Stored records
---
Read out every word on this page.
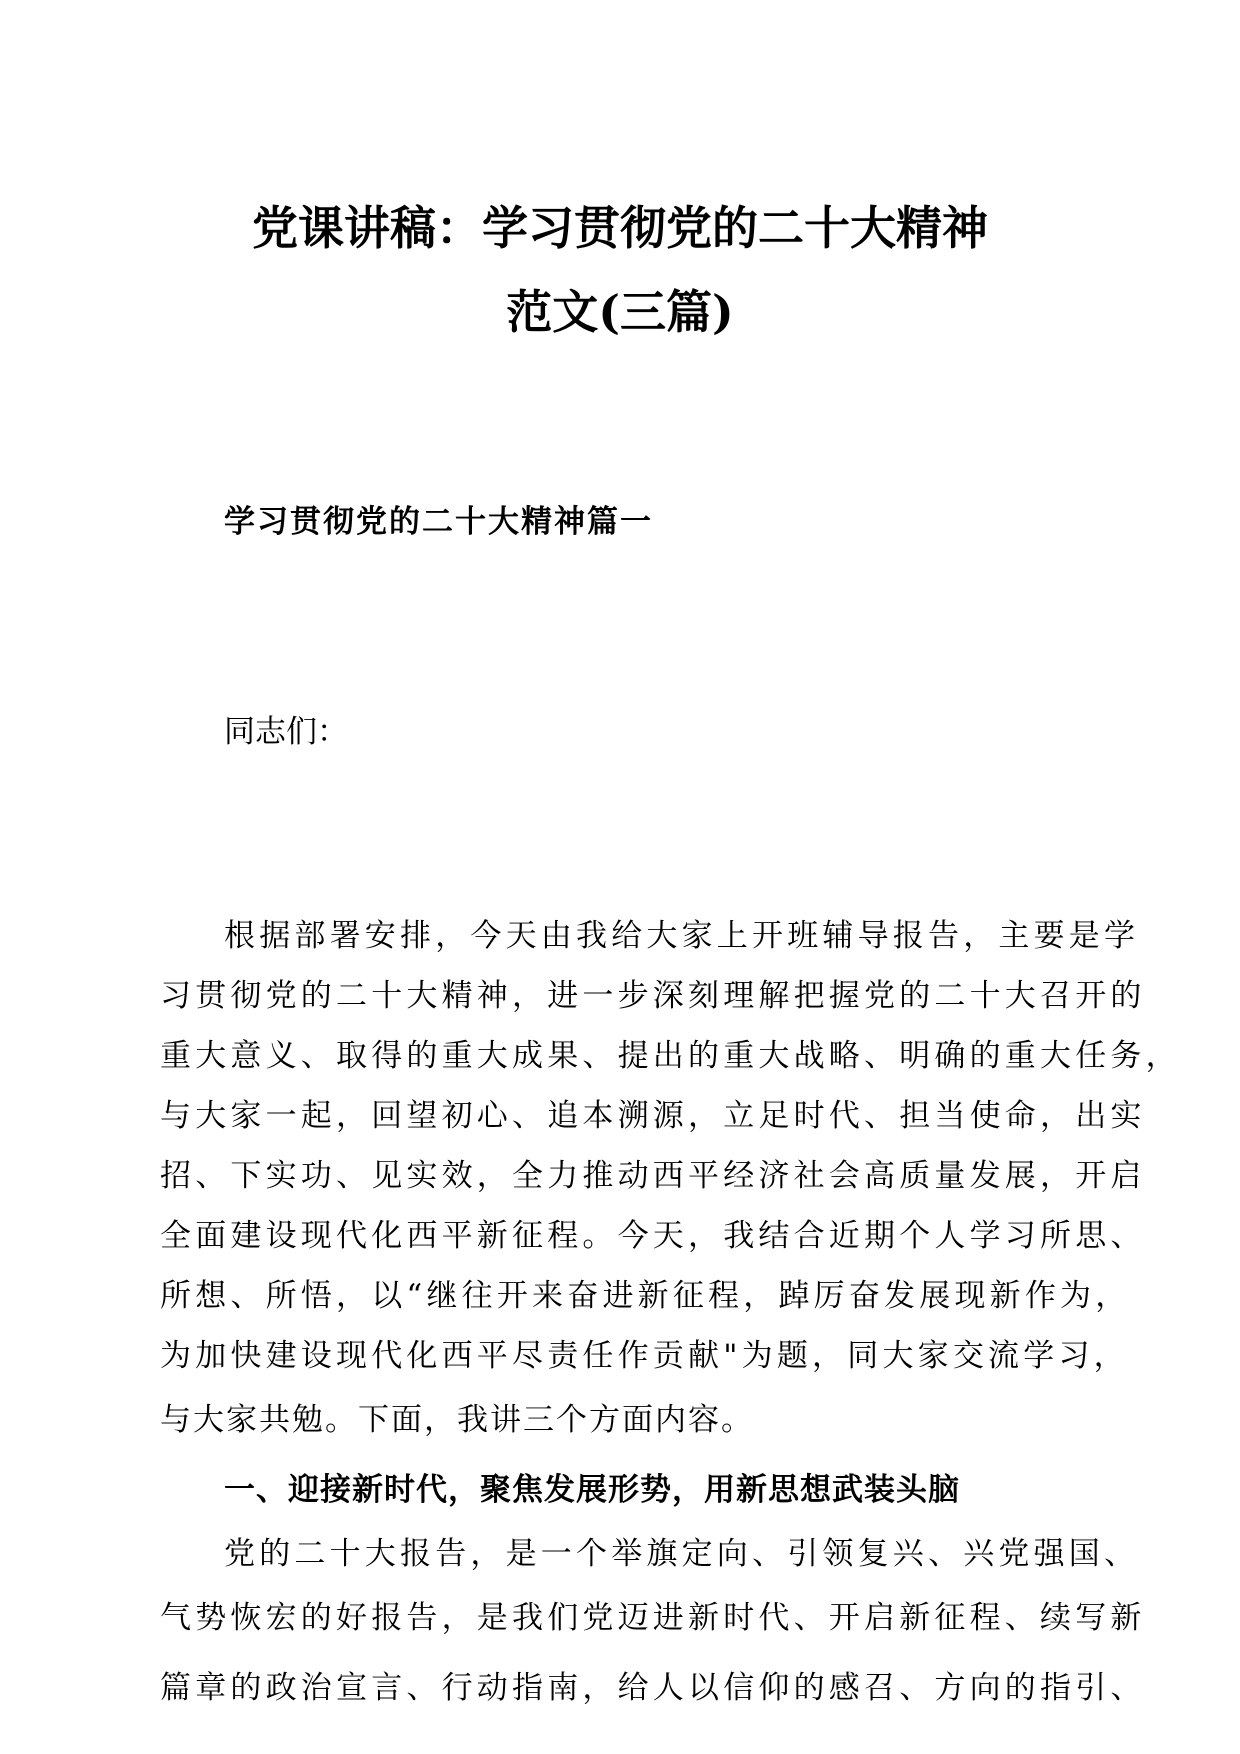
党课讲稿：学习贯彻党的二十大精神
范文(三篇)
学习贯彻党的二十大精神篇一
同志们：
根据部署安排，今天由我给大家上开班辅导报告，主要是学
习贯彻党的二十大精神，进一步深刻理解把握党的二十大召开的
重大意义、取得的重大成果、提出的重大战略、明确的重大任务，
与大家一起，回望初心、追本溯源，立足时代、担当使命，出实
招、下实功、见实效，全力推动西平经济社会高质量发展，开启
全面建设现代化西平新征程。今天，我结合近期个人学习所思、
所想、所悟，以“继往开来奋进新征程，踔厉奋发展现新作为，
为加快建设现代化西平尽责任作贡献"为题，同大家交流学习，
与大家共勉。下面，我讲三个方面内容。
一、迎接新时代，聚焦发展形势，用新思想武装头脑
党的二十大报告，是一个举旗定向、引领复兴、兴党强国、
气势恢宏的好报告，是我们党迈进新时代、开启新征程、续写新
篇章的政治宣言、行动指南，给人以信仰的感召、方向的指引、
---
**What is asked**
Print out every entry above without changing a word, and leave out the pictures.

**Full solution**
Read out every word on this page.
党课讲稿：学习贯彻党的二十大精神
范文(三篇)
学习贯彻党的二十大精神篇一
同志们：
根据部署安排，今天由我给大家上开班辅导报告，主要是学
习贯彻党的二十大精神，进一步深刻理解把握党的二十大召开的
重大意义、取得的重大成果、提出的重大战略、明确的重大任务，
与大家一起，回望初心、追本溯源，立足时代、担当使命，出实
招、下实功、见实效，全力推动西平经济社会高质量发展，开启
全面建设现代化西平新征程。今天，我结合近期个人学习所思、
所想、所悟，以“继往开来奋进新征程，踔厉奋发展现新作为，
为加快建设现代化西平尽责任作贡献"为题，同大家交流学习，
与大家共勉。下面，我讲三个方面内容。
一、迎接新时代，聚焦发展形势，用新思想武装头脑
党的二十大报告，是一个举旗定向、引领复兴、兴党强国、
气势恢宏的好报告，是我们党迈进新时代、开启新征程、续写新
篇章的政治宣言、行动指南，给人以信仰的感召、方向的指引、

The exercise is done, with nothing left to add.